─── EXTRACTED ENTRIES ───

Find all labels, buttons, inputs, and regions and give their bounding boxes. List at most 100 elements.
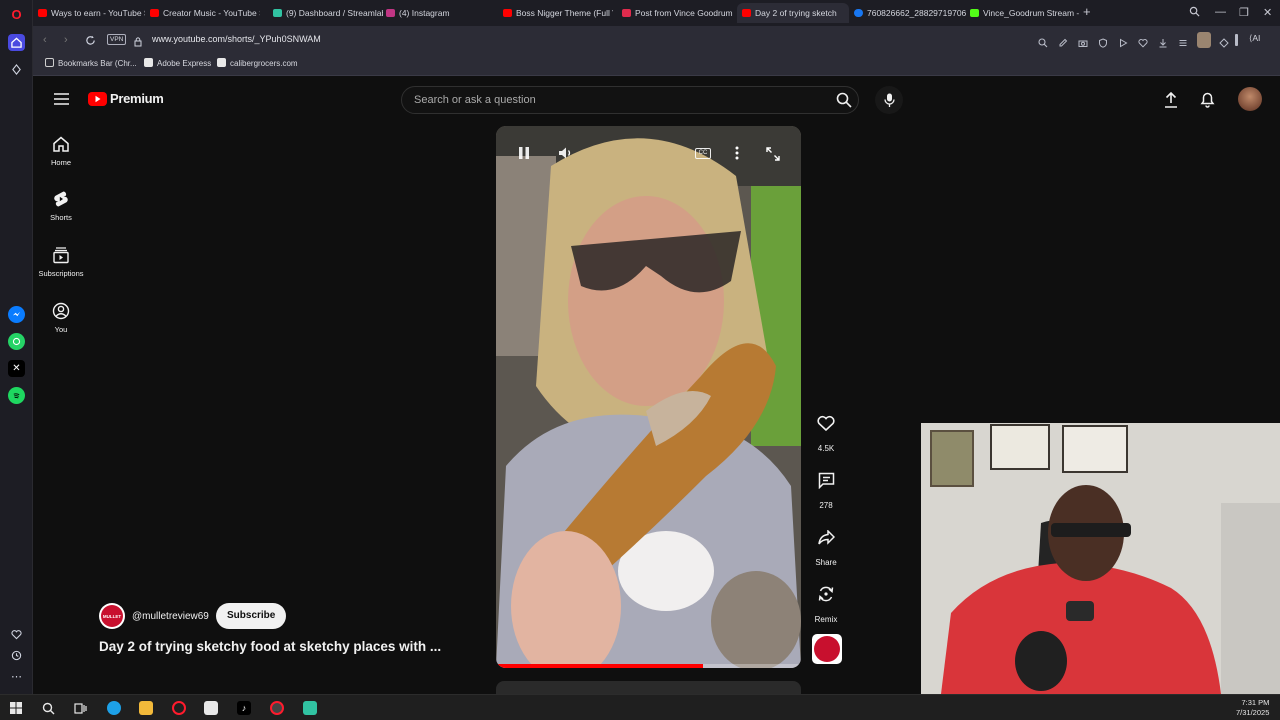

───
─── EXTRACTED ENTRIES ───

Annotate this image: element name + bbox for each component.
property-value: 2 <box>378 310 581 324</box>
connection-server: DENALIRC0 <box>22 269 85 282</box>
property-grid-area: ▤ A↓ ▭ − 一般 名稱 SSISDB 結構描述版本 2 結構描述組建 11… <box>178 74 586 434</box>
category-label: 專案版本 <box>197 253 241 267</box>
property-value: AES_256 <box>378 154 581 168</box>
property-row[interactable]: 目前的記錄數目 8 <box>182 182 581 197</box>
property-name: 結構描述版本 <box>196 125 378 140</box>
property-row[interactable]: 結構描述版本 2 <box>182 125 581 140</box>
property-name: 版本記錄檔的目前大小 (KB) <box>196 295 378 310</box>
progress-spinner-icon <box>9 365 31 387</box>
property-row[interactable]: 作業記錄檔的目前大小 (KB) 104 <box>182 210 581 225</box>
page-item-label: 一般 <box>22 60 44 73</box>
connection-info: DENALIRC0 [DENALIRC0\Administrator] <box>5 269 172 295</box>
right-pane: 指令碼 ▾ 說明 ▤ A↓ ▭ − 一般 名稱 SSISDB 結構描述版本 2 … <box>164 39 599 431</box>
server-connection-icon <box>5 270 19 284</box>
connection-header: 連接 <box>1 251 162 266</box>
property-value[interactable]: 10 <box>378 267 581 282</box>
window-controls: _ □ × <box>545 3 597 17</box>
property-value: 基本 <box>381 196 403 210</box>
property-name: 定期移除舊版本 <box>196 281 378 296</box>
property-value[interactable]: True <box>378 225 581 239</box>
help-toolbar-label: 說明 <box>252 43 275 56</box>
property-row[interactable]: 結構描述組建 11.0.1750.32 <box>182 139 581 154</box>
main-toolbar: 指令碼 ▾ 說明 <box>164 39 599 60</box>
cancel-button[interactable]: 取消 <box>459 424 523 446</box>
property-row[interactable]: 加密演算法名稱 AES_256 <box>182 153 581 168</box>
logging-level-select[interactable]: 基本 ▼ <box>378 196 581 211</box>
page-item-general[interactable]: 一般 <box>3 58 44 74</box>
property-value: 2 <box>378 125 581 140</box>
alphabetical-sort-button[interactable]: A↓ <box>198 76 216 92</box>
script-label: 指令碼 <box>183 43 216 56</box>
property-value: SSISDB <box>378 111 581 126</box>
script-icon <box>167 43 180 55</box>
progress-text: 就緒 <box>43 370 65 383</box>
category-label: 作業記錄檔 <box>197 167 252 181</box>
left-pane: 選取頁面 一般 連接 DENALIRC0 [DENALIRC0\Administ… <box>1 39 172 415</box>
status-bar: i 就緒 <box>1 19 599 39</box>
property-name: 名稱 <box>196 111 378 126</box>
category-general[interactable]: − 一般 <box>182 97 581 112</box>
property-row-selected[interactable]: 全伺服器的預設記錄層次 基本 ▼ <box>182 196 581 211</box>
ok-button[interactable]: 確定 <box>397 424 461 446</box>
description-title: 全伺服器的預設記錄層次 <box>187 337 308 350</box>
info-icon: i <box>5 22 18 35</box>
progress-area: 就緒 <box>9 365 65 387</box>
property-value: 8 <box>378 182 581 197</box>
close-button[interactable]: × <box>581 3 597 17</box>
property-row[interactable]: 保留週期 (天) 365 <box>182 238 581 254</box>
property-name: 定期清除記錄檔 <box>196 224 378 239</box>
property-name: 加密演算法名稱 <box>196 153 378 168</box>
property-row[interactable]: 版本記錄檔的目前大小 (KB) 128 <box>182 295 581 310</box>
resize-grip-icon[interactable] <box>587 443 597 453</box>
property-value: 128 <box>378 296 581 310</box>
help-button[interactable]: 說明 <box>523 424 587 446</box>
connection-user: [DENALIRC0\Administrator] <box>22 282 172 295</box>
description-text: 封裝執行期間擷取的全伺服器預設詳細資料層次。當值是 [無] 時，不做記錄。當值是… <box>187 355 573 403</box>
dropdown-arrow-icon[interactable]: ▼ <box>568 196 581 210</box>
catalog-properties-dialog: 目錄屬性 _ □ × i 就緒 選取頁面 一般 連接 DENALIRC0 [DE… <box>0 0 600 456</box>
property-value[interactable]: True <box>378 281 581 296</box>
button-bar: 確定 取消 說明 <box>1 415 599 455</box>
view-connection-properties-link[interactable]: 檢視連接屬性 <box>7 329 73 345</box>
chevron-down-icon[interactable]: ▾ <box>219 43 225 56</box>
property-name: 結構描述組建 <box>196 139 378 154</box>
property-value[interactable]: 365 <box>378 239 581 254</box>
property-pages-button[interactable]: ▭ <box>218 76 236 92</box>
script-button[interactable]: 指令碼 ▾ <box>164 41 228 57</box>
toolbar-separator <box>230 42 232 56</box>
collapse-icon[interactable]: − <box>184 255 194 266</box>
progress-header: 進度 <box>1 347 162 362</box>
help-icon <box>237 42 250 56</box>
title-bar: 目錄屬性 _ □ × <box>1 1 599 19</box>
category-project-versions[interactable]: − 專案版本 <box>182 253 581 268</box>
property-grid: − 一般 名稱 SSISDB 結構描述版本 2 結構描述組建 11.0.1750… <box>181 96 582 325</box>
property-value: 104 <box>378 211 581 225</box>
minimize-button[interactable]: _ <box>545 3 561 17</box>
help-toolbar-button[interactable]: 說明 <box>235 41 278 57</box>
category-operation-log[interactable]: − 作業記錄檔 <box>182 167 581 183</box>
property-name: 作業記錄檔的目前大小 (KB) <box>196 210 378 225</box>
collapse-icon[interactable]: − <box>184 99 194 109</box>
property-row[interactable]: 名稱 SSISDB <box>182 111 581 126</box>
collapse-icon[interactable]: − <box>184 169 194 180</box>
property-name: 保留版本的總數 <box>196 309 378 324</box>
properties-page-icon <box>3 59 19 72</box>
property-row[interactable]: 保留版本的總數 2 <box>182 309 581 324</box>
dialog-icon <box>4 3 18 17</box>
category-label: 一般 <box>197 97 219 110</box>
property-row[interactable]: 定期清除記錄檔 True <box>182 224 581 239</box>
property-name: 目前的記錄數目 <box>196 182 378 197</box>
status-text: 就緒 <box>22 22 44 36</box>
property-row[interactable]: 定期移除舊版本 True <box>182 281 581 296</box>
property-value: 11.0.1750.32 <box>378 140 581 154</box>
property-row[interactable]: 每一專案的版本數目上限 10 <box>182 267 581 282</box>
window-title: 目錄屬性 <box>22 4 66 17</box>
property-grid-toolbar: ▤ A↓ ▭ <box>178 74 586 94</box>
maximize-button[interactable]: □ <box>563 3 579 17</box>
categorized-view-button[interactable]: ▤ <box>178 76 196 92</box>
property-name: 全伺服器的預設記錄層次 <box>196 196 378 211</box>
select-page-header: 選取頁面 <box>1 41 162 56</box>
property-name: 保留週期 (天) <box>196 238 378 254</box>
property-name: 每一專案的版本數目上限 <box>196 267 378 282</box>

───

» INSTRUCTION: Convert the lines from the one containing "Annotate this image: element" through the one containing "property-grid-area: ▤ A↓", both included, into a JSON list of strings, one string per line and no blank lines.

» ANSWER TO THIS EXERCISE:
[
  "Annotate this image: element name + bbox for each component.",
  "property-value: 2 <box>378 310 581 324</box>",
  "connection-server: DENALIRC0 <box>22 269 85 282</box>",
  "property-grid-area: ▤ A↓ ▭ − 一般 名稱 SSISDB 結構描述版本 2 結構描述組建 11… <box>178 74 586 434</box>"
]